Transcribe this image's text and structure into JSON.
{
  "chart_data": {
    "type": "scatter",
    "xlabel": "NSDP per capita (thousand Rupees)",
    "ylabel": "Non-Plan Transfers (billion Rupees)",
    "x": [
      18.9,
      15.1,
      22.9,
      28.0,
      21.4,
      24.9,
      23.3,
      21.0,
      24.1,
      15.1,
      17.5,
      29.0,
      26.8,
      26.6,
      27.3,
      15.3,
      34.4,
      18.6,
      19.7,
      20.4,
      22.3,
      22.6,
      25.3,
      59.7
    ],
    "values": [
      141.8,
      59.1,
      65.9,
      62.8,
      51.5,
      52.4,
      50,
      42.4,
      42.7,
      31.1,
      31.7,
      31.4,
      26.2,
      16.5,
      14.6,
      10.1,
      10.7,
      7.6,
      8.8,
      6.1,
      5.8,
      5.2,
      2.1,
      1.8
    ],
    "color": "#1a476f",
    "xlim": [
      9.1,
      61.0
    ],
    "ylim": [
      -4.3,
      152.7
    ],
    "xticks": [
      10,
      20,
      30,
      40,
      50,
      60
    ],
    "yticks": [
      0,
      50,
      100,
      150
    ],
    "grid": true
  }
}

--

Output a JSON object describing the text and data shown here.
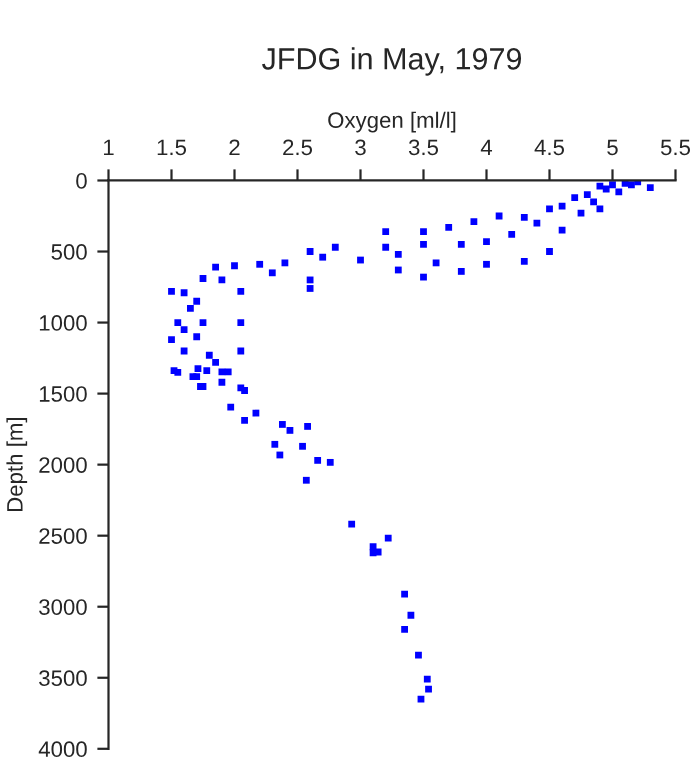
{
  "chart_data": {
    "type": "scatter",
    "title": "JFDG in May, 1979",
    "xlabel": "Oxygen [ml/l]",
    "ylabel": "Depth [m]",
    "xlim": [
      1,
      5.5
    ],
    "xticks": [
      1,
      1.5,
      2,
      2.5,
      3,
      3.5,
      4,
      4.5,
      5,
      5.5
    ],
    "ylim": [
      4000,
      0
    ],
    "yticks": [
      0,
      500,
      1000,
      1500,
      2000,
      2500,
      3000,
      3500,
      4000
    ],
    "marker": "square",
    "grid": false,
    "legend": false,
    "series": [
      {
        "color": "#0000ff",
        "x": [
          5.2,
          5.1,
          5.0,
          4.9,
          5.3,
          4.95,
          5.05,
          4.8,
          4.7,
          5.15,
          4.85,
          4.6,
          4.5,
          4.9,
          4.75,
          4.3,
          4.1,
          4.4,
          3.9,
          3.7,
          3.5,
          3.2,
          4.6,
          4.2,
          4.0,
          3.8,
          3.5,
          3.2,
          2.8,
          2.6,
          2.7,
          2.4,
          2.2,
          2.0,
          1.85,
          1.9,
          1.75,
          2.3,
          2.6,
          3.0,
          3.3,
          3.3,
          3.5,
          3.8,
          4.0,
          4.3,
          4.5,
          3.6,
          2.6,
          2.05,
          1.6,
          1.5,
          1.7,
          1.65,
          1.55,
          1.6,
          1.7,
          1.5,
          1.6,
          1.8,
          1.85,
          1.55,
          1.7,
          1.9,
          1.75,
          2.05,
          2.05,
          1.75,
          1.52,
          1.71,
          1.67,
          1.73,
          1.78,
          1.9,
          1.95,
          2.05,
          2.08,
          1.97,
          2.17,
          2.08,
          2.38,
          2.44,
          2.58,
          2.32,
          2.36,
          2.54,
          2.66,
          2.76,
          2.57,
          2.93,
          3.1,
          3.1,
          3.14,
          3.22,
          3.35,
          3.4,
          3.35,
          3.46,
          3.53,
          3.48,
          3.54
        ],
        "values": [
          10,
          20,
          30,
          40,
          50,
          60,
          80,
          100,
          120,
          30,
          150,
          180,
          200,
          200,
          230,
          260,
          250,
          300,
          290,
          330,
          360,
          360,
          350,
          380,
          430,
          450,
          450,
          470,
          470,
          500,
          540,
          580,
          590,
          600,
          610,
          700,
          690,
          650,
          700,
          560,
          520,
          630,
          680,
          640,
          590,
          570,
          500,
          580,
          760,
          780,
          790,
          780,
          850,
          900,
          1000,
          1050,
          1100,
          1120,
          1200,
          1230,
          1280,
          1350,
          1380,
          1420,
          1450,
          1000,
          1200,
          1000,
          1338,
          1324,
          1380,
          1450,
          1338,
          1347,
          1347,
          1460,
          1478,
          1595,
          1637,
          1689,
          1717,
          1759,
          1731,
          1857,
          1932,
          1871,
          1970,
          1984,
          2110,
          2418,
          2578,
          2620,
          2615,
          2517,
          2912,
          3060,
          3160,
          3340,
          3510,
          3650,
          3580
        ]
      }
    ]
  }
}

Instruction: Where a line above holds the string "xlabel", show that line.

Exercise result:
    "xlabel": "NSDP per capita (thousand Rupees)",
    "xlabel": "Oxygen [ml/l]",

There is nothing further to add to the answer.